[INSTRUCTIONS FOR THE TASK]: Every record must be written out once more, with nothing added or omitted.

[TASK INPUTS]:

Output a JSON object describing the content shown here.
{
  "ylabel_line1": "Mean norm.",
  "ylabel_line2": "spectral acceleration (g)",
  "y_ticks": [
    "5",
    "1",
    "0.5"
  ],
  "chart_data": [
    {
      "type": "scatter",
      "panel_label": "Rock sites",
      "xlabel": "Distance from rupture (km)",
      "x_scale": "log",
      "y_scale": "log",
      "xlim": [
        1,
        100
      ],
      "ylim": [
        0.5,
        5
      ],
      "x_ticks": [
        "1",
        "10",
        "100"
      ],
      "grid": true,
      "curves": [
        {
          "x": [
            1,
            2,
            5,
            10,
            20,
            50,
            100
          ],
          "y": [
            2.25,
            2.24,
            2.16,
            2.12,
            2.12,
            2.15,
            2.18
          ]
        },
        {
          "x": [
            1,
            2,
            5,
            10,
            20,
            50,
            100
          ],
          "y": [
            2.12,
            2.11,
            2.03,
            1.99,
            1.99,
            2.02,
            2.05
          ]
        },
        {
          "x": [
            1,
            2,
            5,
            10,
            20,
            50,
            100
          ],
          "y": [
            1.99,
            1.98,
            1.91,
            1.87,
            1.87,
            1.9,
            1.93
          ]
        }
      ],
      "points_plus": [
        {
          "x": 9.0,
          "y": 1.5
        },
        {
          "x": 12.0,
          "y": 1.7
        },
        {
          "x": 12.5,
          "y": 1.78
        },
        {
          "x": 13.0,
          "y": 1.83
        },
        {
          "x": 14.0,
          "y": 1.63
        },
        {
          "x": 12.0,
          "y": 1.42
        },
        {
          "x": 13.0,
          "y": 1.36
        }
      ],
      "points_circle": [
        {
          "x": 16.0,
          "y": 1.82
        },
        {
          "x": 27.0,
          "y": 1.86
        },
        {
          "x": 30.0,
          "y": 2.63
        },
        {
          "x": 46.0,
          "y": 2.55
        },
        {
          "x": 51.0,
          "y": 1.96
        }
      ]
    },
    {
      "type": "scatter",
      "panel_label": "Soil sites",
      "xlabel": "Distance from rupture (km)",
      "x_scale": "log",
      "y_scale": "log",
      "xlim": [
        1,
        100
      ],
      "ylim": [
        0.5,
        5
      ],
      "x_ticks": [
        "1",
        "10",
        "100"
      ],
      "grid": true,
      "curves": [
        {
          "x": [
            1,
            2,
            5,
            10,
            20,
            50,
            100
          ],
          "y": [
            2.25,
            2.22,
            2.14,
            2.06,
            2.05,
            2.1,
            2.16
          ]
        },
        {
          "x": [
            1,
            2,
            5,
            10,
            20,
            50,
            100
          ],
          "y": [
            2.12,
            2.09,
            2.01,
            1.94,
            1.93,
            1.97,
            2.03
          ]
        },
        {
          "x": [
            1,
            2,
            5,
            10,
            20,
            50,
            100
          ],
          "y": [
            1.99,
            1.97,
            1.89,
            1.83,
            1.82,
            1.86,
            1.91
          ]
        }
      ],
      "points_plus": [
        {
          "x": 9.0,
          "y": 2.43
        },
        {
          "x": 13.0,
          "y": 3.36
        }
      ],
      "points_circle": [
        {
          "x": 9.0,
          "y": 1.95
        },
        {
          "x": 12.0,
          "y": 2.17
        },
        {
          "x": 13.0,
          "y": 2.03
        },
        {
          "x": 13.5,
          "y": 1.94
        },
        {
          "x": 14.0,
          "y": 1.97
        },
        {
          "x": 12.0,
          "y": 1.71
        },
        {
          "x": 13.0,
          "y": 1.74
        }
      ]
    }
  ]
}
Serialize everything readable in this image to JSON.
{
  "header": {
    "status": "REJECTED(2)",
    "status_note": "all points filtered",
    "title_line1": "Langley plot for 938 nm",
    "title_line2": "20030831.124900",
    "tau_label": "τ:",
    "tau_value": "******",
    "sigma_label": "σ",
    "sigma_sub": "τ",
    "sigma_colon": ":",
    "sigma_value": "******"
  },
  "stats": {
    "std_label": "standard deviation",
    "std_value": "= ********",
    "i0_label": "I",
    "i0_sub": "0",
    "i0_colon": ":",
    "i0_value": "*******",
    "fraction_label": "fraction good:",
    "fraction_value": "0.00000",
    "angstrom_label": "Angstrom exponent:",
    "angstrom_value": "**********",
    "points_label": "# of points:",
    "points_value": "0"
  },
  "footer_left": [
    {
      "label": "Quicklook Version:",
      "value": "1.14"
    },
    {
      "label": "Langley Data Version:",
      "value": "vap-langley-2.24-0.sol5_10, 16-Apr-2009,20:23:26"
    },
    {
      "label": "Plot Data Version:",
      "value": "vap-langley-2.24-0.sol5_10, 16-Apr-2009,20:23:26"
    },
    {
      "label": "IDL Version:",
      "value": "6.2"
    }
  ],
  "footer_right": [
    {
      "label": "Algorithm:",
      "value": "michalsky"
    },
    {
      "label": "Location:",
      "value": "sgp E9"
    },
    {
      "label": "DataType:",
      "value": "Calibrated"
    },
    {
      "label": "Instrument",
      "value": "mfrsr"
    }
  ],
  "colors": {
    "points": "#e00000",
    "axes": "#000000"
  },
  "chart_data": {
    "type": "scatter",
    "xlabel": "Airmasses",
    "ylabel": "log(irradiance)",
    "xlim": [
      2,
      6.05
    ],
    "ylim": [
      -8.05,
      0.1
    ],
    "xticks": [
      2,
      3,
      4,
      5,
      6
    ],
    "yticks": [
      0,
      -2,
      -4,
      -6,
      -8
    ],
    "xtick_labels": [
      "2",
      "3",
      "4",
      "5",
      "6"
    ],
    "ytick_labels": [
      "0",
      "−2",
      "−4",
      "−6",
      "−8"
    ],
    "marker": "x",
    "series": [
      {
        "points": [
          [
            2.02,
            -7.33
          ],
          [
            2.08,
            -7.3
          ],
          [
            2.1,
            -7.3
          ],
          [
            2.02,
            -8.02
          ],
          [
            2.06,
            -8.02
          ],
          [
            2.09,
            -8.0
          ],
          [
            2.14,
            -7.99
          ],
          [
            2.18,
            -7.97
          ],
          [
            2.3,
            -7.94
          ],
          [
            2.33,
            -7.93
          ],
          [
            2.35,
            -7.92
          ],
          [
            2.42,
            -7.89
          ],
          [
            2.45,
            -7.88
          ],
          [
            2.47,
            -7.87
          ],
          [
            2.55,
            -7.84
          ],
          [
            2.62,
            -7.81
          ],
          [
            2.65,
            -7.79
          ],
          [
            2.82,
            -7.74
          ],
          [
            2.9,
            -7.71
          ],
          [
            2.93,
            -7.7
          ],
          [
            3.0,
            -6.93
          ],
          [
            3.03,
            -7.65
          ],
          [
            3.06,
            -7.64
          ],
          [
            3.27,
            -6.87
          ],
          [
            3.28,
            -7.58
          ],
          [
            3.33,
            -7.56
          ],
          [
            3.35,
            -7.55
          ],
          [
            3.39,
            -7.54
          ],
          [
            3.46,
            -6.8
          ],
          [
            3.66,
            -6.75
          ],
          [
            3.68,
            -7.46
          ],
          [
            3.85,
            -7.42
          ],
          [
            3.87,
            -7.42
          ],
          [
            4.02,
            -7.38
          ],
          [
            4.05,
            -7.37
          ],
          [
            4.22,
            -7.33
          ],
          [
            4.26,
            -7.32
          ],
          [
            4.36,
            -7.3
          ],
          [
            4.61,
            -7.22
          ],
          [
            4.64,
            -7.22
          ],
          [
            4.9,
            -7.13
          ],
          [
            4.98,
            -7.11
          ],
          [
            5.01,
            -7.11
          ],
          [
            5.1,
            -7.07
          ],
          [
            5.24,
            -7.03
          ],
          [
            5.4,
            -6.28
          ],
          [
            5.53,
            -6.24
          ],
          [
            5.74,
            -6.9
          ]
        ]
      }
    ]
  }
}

[REPLY TO THE TASK]:
Output a JSON object describing the content shown here.
{
  "ylabel_line1": "Mean norm.",
  "ylabel_line2": "spectral acceleration (g)",
  "y_ticks": [
    "5",
    "1",
    "0.5"
  ],
  "chart_data": [
    {
      "type": "scatter",
      "panel_label": "Rock sites",
      "xlabel": "Distance from rupture (km)",
      "x_scale": "log",
      "y_scale": "log",
      "xlim": [
        1,
        100
      ],
      "ylim": [
        0.5,
        5
      ],
      "x_ticks": [
        "1",
        "10",
        "100"
      ],
      "grid": true,
      "curves": [
        {
          "x": [
            1,
            2,
            5,
            10,
            20,
            50,
            100
          ],
          "y": [
            2.25,
            2.24,
            2.16,
            2.12,
            2.12,
            2.15,
            2.18
          ]
        },
        {
          "x": [
            1,
            2,
            5,
            10,
            20,
            50,
            100
          ],
          "y": [
            2.12,
            2.11,
            2.03,
            1.99,
            1.99,
            2.02,
            2.05
          ]
        },
        {
          "x": [
            1,
            2,
            5,
            10,
            20,
            50,
            100
          ],
          "y": [
            1.99,
            1.98,
            1.91,
            1.87,
            1.87,
            1.9,
            1.93
          ]
        }
      ],
      "points_plus": [
        {
          "x": 9.0,
          "y": 1.5
        },
        {
          "x": 12.0,
          "y": 1.7
        },
        {
          "x": 12.5,
          "y": 1.78
        },
        {
          "x": 13.0,
          "y": 1.83
        },
        {
          "x": 14.0,
          "y": 1.63
        },
        {
          "x": 12.0,
          "y": 1.42
        },
        {
          "x": 13.0,
          "y": 1.36
        }
      ],
      "points_circle": [
        {
          "x": 16.0,
          "y": 1.82
        },
        {
          "x": 27.0,
          "y": 1.86
        },
        {
          "x": 30.0,
          "y": 2.63
        },
        {
          "x": 46.0,
          "y": 2.55
        },
        {
          "x": 51.0,
          "y": 1.96
        }
      ]
    },
    {
      "type": "scatter",
      "panel_label": "Soil sites",
      "xlabel": "Distance from rupture (km)",
      "x_scale": "log",
      "y_scale": "log",
      "xlim": [
        1,
        100
      ],
      "ylim": [
        0.5,
        5
      ],
      "x_ticks": [
        "1",
        "10",
        "100"
      ],
      "grid": true,
      "curves": [
        {
          "x": [
            1,
            2,
            5,
            10,
            20,
            50,
            100
          ],
          "y": [
            2.25,
            2.22,
            2.14,
            2.06,
            2.05,
            2.1,
            2.16
          ]
        },
        {
          "x": [
            1,
            2,
            5,
            10,
            20,
            50,
            100
          ],
          "y": [
            2.12,
            2.09,
            2.01,
            1.94,
            1.93,
            1.97,
            2.03
          ]
        },
        {
          "x": [
            1,
            2,
            5,
            10,
            20,
            50,
            100
          ],
          "y": [
            1.99,
            1.97,
            1.89,
            1.83,
            1.82,
            1.86,
            1.91
          ]
        }
      ],
      "points_plus": [
        {
          "x": 9.0,
          "y": 2.43
        },
        {
          "x": 13.0,
          "y": 3.36
        }
      ],
      "points_circle": [
        {
          "x": 9.0,
          "y": 1.95
        },
        {
          "x": 12.0,
          "y": 2.17
        },
        {
          "x": 13.0,
          "y": 2.03
        },
        {
          "x": 13.5,
          "y": 1.94
        },
        {
          "x": 14.0,
          "y": 1.97
        },
        {
          "x": 12.0,
          "y": 1.71
        },
        {
          "x": 13.0,
          "y": 1.74
        }
      ]
    }
  ]
}
Serialize everything readable in this image to JSON.
{
  "header": {
    "status": "REJECTED(2)",
    "status_note": "all points filtered",
    "title_line1": "Langley plot for 938 nm",
    "title_line2": "20030831.124900",
    "tau_label": "τ:",
    "tau_value": "******",
    "sigma_label": "σ",
    "sigma_sub": "τ",
    "sigma_colon": ":",
    "sigma_value": "******"
  },
  "stats": {
    "std_label": "standard deviation",
    "std_value": "= ********",
    "i0_label": "I",
    "i0_sub": "0",
    "i0_colon": ":",
    "i0_value": "*******",
    "fraction_label": "fraction good:",
    "fraction_value": "0.00000",
    "angstrom_label": "Angstrom exponent:",
    "angstrom_value": "**********",
    "points_label": "# of points:",
    "points_value": "0"
  },
  "footer_left": [
    {
      "label": "Quicklook Version:",
      "value": "1.14"
    },
    {
      "label": "Langley Data Version:",
      "value": "vap-langley-2.24-0.sol5_10, 16-Apr-2009,20:23:26"
    },
    {
      "label": "Plot Data Version:",
      "value": "vap-langley-2.24-0.sol5_10, 16-Apr-2009,20:23:26"
    },
    {
      "label": "IDL Version:",
      "value": "6.2"
    }
  ],
  "footer_right": [
    {
      "label": "Algorithm:",
      "value": "michalsky"
    },
    {
      "label": "Location:",
      "value": "sgp E9"
    },
    {
      "label": "DataType:",
      "value": "Calibrated"
    },
    {
      "label": "Instrument",
      "value": "mfrsr"
    }
  ],
  "colors": {
    "points": "#e00000",
    "axes": "#000000"
  },
  "chart_data": {
    "type": "scatter",
    "xlabel": "Airmasses",
    "ylabel": "log(irradiance)",
    "xlim": [
      2,
      6.05
    ],
    "ylim": [
      -8.05,
      0.1
    ],
    "xticks": [
      2,
      3,
      4,
      5,
      6
    ],
    "yticks": [
      0,
      -2,
      -4,
      -6,
      -8
    ],
    "xtick_labels": [
      "2",
      "3",
      "4",
      "5",
      "6"
    ],
    "ytick_labels": [
      "0",
      "−2",
      "−4",
      "−6",
      "−8"
    ],
    "marker": "x",
    "series": [
      {
        "points": [
          [
            2.02,
            -7.33
          ],
          [
            2.08,
            -7.3
          ],
          [
            2.1,
            -7.3
          ],
          [
            2.02,
            -8.02
          ],
          [
            2.06,
            -8.02
          ],
          [
            2.09,
            -8.0
          ],
          [
            2.14,
            -7.99
          ],
          [
            2.18,
            -7.97
          ],
          [
            2.3,
            -7.94
          ],
          [
            2.33,
            -7.93
          ],
          [
            2.35,
            -7.92
          ],
          [
            2.42,
            -7.89
          ],
          [
            2.45,
            -7.88
          ],
          [
            2.47,
            -7.87
          ],
          [
            2.55,
            -7.84
          ],
          [
            2.62,
            -7.81
          ],
          [
            2.65,
            -7.79
          ],
          [
            2.82,
            -7.74
          ],
          [
            2.9,
            -7.71
          ],
          [
            2.93,
            -7.7
          ],
          [
            3.0,
            -6.93
          ],
          [
            3.03,
            -7.65
          ],
          [
            3.06,
            -7.64
          ],
          [
            3.27,
            -6.87
          ],
          [
            3.28,
            -7.58
          ],
          [
            3.33,
            -7.56
          ],
          [
            3.35,
            -7.55
          ],
          [
            3.39,
            -7.54
          ],
          [
            3.46,
            -6.8
          ],
          [
            3.66,
            -6.75
          ],
          [
            3.68,
            -7.46
          ],
          [
            3.85,
            -7.42
          ],
          [
            3.87,
            -7.42
          ],
          [
            4.02,
            -7.38
          ],
          [
            4.05,
            -7.37
          ],
          [
            4.22,
            -7.33
          ],
          [
            4.26,
            -7.32
          ],
          [
            4.36,
            -7.3
          ],
          [
            4.61,
            -7.22
          ],
          [
            4.64,
            -7.22
          ],
          [
            4.9,
            -7.13
          ],
          [
            4.98,
            -7.11
          ],
          [
            5.01,
            -7.11
          ],
          [
            5.1,
            -7.07
          ],
          [
            5.24,
            -7.03
          ],
          [
            5.4,
            -6.28
          ],
          [
            5.53,
            -6.24
          ],
          [
            5.74,
            -6.9
          ]
        ]
      }
    ]
  }
}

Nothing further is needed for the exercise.